自社製センサーだからできる傑出したカメラ自社製センサーだからできる傑出したカメラ

 αというカメラの大きなアドバンテージは、イメージセンサーを自社で内製していることにあります。ソニーは大規模な投資により国内の3箇所の生産拠点に最先端の技術を結集させ、イメージセンサーを自社のみならず他社に対しても供給しています。自社で開発・生産するイメージセンサーを使うメリットは、カメラ事業部と、イメージセンサーを作っている半導体事業部が、一体となってカメラを開発できるという点です。たとえば「3年後にこういう商品を作りたい」という目標をカメラ事業部が示し、これに対応するためにイメージセンサーの技術は今どういった段階にあるのか、どうすれば目標が達成できるのか、包み隠さず話し合うことができます。そのメリットを最大限に生かして非常に特長のあるイメージセンサーを開発し、それを導入することで独創的な商品が開発できるのです。

ギャップレスオンチップレンズの模型(左)
ギャップレスオンチップレンズの模型(左)

 イメージセンサーは、光を集めて電気信号に変換することが主な機能です。高画質化・高感度化のためには効率良く光を集める必要がありますが、このために我々がやっているのはまず画素の大きさを確保すること。画素の周辺の回路や配線をコンパクトに設計して、光をイメージに変える画素の面積をいかに広くするかということがポイントです。
 二つ目は、低背化です。センサーを正面から見ると井戸の底に画素があるような作りになっていますが、その井戸をなるべく浅くすることによって、広範囲の光を集めることができます。これは配線の効率化などで実現できます。
 三つ目はオンチップレンズのギャップレス化です。センサーの表面に光を集めるための非常に小さなレンズが多数ありますが、普通のイメージセンサーではこのレンズとレンズの間にギャップがあります。弊社では、そのギャップをなくした構造を採用し、そのため光を効率良く集めて画素に届けることができます。

 この技術の集大成のひとつといえるのが、昨年発売したα7Sに搭載したイメージセンサーです。最高感度ISO409600、常用最大ISO102400という、際立った性能を持っています。たとえば夜のサファリの暗闇でも動物の撮影が可能。屋内でのスポーツシーンなど、暗い場所でも動きの速い被写体を撮影できます。α7Sは、半導体部門との徹底した連携があってこそ生まれたカメラなのです。

 

レンズ部門と連携しAFを最適化レンズ部門と連携しAFを最適化

 オートフォーカス(AF)も、イメージセンサーが関わる領域です。NEX-6以降、追随性と高速性に優れた位相差AFと高精度なコントラストAFを併用する「ファストハイブリッドAF」を導入しています。特にα6000では画面のほぼ全域で位相差AFが可能なのですが、実はこれは、非常に難しい技術の上に成り立っています。

 光は、イメージセンサーの中心部へは真っすぐ入りますが、端には角度を持って入ってきます。これをコントロールするために、画素ごとにあるオンチップレンズの配置を、効率良く光が集められるように調整します。ところが、レンズは焦点距離が長かったり短かったりで、それにより入射角が変わってきます。そのため、レンズと本体で通信をして入射角に合わせた信号処理を最適に行うという処理をやっていて、それによって、全面の位相差AFを実現しているのです。これにはセンサー部門とレンズ部門との緻密な連携が必要で、これができるのもイメージセンサーを内製しているからこそです。

データセットからの記録

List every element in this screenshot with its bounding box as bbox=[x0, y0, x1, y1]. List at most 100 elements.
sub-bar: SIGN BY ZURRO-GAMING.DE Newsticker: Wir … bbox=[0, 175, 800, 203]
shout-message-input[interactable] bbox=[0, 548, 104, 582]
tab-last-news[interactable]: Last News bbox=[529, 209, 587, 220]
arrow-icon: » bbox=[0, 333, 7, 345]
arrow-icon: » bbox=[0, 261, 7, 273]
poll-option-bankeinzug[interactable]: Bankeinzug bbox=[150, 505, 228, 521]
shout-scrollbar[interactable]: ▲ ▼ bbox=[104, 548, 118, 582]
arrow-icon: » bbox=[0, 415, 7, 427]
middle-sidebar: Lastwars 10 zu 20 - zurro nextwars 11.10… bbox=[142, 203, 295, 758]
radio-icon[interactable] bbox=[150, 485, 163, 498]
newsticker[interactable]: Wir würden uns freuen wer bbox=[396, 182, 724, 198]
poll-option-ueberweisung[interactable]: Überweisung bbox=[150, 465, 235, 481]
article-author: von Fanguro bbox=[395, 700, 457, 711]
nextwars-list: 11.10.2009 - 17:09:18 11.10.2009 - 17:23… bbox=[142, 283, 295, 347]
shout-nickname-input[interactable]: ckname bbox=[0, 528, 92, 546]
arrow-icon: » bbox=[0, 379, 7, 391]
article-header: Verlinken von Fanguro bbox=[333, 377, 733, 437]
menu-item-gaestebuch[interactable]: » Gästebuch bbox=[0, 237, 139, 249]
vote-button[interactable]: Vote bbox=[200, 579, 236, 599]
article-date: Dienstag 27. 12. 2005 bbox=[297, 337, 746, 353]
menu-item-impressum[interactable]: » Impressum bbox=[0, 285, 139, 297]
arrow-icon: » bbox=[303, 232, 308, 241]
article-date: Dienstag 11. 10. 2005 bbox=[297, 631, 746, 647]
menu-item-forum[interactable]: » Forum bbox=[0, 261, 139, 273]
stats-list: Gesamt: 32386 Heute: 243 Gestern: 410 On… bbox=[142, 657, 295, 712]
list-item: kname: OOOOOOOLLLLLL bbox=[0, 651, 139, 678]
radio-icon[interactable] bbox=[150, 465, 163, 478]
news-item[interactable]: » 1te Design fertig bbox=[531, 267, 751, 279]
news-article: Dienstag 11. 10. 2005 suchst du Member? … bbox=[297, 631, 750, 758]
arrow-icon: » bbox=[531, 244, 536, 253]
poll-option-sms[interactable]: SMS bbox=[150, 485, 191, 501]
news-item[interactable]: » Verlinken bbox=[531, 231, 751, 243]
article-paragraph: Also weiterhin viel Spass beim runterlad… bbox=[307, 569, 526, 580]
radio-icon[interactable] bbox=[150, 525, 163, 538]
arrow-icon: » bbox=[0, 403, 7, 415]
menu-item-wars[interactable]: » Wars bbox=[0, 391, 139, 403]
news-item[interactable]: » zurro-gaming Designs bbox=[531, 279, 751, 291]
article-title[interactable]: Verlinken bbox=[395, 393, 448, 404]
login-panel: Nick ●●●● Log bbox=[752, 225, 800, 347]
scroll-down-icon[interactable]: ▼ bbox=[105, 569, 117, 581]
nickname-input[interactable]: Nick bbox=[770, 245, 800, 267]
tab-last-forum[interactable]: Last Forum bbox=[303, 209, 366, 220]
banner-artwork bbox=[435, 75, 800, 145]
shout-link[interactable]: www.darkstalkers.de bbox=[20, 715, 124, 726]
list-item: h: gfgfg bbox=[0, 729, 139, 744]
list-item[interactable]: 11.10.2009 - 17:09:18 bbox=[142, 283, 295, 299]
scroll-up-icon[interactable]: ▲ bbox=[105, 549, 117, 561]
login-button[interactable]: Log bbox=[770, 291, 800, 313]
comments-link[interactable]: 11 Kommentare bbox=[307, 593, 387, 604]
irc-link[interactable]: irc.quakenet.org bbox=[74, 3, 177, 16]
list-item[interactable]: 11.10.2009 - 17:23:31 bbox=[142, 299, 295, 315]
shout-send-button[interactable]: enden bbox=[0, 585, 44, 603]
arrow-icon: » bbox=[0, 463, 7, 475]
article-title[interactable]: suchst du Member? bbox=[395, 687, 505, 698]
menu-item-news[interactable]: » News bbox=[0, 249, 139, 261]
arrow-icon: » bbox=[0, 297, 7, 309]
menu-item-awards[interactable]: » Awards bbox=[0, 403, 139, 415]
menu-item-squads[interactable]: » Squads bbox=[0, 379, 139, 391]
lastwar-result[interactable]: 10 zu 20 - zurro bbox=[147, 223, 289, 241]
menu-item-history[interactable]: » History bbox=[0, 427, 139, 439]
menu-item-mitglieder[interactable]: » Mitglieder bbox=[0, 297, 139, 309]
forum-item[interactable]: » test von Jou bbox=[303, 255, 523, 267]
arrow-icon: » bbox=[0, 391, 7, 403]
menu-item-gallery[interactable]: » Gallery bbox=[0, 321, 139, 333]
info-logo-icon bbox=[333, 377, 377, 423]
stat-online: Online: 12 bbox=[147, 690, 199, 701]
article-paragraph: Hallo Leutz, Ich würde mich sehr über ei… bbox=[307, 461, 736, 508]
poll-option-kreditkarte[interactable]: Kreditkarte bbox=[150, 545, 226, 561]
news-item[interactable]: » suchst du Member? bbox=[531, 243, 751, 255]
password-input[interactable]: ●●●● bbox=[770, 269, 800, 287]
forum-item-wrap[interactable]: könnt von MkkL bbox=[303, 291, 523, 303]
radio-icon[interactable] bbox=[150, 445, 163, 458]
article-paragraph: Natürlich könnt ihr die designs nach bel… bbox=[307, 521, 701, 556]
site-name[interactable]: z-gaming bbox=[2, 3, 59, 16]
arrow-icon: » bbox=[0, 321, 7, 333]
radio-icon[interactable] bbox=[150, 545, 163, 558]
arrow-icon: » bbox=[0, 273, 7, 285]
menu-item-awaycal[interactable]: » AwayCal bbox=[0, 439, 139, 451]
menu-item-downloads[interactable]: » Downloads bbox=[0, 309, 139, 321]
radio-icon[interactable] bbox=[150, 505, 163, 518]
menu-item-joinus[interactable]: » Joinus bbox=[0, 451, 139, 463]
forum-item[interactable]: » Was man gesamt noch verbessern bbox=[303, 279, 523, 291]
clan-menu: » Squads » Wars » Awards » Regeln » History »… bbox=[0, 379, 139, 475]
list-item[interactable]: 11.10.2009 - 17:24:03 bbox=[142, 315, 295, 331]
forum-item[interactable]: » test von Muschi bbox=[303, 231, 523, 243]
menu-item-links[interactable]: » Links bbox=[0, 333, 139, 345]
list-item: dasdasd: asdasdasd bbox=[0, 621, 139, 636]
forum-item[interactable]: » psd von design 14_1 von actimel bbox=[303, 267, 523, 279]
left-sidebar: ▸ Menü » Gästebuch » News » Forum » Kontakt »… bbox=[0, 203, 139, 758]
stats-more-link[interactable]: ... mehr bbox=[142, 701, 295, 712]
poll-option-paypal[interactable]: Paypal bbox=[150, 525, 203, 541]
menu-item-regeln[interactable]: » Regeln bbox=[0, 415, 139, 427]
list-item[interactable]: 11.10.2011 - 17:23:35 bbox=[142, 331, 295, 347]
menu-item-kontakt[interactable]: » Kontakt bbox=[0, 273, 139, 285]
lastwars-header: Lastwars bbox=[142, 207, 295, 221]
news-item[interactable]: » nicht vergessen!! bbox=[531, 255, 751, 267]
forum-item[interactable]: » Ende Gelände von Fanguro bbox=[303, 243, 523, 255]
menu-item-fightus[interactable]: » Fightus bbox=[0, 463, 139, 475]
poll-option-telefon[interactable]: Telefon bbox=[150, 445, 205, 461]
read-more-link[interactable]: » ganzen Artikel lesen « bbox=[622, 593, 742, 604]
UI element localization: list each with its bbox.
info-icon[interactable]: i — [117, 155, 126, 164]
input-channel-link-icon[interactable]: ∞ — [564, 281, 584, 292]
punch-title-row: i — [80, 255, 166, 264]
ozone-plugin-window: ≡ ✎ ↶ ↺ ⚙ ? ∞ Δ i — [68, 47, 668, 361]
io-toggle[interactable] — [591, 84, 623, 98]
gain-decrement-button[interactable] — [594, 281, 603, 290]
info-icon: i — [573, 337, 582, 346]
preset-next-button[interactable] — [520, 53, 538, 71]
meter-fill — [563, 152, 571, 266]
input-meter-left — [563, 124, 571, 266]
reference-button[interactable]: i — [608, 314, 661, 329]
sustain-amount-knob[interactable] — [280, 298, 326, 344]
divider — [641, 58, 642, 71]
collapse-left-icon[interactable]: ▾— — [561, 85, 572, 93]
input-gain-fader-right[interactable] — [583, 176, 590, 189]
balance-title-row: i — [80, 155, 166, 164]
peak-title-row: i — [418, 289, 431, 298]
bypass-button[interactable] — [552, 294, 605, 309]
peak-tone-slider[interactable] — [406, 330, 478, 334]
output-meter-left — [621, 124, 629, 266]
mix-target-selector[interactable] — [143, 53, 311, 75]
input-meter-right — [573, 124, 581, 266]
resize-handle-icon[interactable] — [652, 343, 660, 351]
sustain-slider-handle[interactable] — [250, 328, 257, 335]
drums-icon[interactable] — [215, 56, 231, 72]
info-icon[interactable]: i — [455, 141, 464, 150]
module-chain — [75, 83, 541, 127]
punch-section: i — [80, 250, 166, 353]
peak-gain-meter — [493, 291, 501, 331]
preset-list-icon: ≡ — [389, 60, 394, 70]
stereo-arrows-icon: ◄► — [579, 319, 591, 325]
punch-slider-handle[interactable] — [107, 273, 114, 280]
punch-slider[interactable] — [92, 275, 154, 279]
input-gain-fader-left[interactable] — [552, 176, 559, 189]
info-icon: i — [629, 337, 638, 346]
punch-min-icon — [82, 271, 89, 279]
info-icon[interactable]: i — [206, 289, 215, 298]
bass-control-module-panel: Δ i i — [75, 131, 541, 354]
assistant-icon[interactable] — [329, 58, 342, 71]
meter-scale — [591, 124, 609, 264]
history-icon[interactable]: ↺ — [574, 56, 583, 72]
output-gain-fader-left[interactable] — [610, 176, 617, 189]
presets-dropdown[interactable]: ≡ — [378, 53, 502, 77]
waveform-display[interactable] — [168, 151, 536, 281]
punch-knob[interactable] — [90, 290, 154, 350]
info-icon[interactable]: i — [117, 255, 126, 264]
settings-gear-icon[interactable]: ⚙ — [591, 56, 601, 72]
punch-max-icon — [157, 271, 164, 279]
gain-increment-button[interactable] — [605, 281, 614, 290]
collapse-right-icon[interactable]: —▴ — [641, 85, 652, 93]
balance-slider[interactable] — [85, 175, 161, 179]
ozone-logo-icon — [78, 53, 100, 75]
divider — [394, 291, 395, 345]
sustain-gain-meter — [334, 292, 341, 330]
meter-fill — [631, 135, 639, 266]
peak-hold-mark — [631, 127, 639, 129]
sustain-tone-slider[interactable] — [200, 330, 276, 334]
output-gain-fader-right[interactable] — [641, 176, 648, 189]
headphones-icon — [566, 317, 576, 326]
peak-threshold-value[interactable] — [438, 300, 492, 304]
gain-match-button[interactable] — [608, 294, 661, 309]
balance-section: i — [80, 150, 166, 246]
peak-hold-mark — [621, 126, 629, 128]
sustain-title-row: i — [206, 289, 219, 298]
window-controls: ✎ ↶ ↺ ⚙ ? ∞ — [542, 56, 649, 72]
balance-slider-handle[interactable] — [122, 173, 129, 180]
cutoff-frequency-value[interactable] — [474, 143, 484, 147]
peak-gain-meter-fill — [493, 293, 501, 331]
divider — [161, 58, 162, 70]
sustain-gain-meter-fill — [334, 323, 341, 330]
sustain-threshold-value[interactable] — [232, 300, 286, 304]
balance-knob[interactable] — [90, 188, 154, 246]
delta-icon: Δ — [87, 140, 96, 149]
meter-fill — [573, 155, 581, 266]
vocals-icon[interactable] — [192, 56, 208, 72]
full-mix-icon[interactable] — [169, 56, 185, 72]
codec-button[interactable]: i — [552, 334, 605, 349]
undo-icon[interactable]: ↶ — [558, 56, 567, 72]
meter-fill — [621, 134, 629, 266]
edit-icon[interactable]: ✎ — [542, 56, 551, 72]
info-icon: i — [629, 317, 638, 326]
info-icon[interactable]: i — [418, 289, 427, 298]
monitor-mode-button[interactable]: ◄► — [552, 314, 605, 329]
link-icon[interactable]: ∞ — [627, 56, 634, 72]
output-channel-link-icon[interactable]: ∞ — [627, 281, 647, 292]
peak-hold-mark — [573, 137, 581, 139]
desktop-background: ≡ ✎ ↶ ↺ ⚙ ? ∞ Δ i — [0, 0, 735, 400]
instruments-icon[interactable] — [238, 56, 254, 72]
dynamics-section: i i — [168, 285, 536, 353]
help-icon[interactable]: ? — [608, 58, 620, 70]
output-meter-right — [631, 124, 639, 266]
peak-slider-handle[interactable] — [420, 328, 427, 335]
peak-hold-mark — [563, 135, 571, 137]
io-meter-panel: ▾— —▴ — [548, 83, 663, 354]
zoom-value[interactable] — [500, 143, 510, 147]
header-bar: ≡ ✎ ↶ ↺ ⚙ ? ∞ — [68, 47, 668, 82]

課題の目的
イメージセンサーに関する文章を、最後の文に続けて書き継いでください。 これらの記録は、イメージセンサーに関する文章とは別個の資料です。

本課題の解答
 最後にひとつ、手ブレ補正ユニットの消費電力のお話をご紹介します。α7Ⅱでボディ内の5軸手ブレ補正を導入しました。普通は軸が増えることでユニットは重くなって消費電力は多くなり、最大撮影枚数は少なくなってしまいますが、α7Ⅱは最大撮影枚数が逆に増えています。駆動エンジンの小型化とトルクの増大によりエンジンの数を減らしたこと、ユニットの真ん中にイメージセンサーを固定するためにバネではなく磁石を使うこと、これらによって低消費電力を実現し、撮影枚数を減らすことなく進化した手ブレ補正を実現しています。この方式もソニー独自のものです。

レンズ【Lens】コア技術部門 光学設計部 大竹 基之

レンズ開発担当 大竹 基之
レンズ開発担当
大竹 基之

広角レンズの性能アップを可能にしたEマウント広角レンズの性能アップを可能にしたEマウント

 ソニーのマウントにはAマウントとEマウントがありますが、この二つの大きな違いはマウント面からイメージセンサーまでの長さ、つまりフランジバックです。フランジバックの長さが、Aマウントの44.5mmに対してEマウントは18mmととても短くなっています。Aマウントはミラーボックスを配置するためフランジバックが長くなっています。
 フランジバックが違うとレンズにどういう影響があるかということは、いままであまりお客さまに対してご案内してきませんでしたが、実は、フランジバックが短いと広角レンズが性能アップできる特徴があります。昨年発売した16-35mm F4のレンズの広角側16mmのときのMTFカーブを見ると、中心から周辺まで高いMTFが実現できていることがわかります。これに対して、Aマウントの広角レンズは焦点距離よりもフランジバックが長くなるために採用するレンズの形式が限られ、そのため収差が残りやすく、周辺部でMTFが下がるというケースが多かったのですが、Eマウントではそうした部分がありません。

SEL1635Z MTF曲線

35mmフルサイズセンサーの性能を最大限に引き出す「FEレンズ」
35mmフルサイズセンサーの性能を最大限に引き出す「FEレンズ」

 それからもう一つ、フランジバックが短いことで射出瞳が短いという特徴があります。イメージセンサーの前についているオンチップレンズは光を効率良く集めますが、射出瞳距離が短いためにレンズから出る光の角度に制約を持っています。それを合わせないと、光が蹴られてしまいます。最初のEマウント機であったNEXを始めるとき、イメージセンサー部門とレンズ部門とで、どういったバランスにすれば一番性能が良くなって、かつAマウントとの兼用化ができるかを徹底的に議論しました。これも、イメージセンサーとレンズを同じ社内で開発しているからこそできる技だといえます。

 オートフォーカスも違います。AマウントのAFは位相差式AF。これは一眼レフカメラ一般に多く使われています。もう一つがコントラストAFです。こちちらはミラーレスカメラやコンパクトデジタルカメラ、動画用のカムコーダーなどで使われています。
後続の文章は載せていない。